### [STATED TASK]
Gather from the material every line that contains the string "source".

Collected data entries
____

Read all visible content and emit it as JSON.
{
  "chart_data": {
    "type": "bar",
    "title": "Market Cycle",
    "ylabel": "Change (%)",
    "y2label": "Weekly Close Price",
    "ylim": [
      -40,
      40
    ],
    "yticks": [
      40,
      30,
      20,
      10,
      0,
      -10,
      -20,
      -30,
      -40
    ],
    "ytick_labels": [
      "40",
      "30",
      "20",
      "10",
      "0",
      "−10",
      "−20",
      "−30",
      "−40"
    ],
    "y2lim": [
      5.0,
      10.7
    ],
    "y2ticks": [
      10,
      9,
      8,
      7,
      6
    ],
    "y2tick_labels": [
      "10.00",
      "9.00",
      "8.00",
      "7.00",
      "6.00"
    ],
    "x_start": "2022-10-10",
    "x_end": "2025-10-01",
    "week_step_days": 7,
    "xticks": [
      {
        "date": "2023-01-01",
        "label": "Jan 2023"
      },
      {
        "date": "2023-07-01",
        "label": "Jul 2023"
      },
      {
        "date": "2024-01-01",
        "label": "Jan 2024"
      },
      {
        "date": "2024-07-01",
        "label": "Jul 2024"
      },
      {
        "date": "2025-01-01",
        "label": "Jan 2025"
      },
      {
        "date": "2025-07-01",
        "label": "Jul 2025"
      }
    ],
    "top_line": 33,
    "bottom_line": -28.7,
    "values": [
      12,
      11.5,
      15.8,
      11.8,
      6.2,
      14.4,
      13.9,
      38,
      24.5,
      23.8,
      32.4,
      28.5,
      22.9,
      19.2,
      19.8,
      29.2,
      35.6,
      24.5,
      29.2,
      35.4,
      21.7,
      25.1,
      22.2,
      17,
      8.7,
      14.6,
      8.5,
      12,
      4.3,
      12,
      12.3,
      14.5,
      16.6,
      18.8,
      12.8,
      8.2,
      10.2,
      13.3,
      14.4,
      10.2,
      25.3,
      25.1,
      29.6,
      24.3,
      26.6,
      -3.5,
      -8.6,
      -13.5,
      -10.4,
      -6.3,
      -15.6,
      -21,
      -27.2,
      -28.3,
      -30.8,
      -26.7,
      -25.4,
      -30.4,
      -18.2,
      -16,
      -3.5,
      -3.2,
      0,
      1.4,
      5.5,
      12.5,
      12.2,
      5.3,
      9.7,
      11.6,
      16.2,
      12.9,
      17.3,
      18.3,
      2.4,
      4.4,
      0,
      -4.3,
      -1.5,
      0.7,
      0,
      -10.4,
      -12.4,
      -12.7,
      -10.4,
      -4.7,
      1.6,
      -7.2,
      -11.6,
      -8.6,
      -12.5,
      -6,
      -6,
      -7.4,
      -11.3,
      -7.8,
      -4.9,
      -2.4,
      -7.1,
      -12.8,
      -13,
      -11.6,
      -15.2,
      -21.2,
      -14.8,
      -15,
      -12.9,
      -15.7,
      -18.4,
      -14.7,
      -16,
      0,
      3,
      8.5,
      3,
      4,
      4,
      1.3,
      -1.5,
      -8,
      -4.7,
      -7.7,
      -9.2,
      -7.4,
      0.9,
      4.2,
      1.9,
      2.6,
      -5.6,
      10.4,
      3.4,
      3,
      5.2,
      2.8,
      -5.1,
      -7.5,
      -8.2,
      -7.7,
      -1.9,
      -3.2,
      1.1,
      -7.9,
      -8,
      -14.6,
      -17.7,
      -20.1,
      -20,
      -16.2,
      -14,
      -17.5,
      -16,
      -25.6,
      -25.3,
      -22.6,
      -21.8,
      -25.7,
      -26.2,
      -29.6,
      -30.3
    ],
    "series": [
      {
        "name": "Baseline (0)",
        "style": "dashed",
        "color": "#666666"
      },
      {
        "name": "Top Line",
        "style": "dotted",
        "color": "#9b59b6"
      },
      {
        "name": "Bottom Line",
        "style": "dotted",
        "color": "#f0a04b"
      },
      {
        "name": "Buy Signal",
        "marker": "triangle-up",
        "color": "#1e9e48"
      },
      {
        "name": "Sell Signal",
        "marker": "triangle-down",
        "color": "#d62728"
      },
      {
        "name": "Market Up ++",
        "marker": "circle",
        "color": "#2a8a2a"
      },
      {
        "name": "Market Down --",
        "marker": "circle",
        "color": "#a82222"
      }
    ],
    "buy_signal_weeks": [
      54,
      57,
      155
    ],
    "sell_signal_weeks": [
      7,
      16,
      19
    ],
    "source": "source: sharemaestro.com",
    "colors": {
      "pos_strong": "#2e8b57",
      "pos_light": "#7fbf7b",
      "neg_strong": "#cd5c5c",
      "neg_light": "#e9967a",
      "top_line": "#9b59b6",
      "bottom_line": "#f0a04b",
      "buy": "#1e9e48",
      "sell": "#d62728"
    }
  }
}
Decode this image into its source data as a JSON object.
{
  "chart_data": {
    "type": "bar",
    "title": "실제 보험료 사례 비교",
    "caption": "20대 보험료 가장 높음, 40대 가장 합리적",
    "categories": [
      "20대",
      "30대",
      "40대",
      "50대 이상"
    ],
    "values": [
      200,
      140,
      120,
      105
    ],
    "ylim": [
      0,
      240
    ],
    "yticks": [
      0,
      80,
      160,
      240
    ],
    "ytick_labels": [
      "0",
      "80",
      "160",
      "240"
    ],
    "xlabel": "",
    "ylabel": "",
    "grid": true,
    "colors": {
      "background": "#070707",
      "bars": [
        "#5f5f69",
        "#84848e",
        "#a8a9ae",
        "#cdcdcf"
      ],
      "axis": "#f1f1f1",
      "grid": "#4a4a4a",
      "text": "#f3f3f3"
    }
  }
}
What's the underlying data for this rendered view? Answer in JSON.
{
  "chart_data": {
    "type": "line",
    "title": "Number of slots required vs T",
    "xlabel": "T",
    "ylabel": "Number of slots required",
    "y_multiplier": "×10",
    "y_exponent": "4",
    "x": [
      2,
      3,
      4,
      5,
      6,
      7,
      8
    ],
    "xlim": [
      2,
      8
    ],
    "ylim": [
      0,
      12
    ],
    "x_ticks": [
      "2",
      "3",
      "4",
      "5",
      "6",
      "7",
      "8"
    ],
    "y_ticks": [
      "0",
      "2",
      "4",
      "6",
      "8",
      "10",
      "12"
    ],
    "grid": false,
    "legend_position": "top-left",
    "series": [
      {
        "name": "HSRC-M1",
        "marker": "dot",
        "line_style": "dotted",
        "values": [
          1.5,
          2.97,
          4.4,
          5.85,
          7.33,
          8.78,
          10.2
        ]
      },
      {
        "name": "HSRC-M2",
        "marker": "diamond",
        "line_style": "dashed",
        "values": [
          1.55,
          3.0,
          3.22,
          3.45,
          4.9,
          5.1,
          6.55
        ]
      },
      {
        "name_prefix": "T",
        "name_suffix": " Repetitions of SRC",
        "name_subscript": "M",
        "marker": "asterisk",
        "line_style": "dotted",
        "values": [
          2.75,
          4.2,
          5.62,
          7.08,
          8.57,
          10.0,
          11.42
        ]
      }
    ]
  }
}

____

### [THE ANSWER]
    "source": "source: sharemaestro.com",
Decode this image into its source data as a JSON object.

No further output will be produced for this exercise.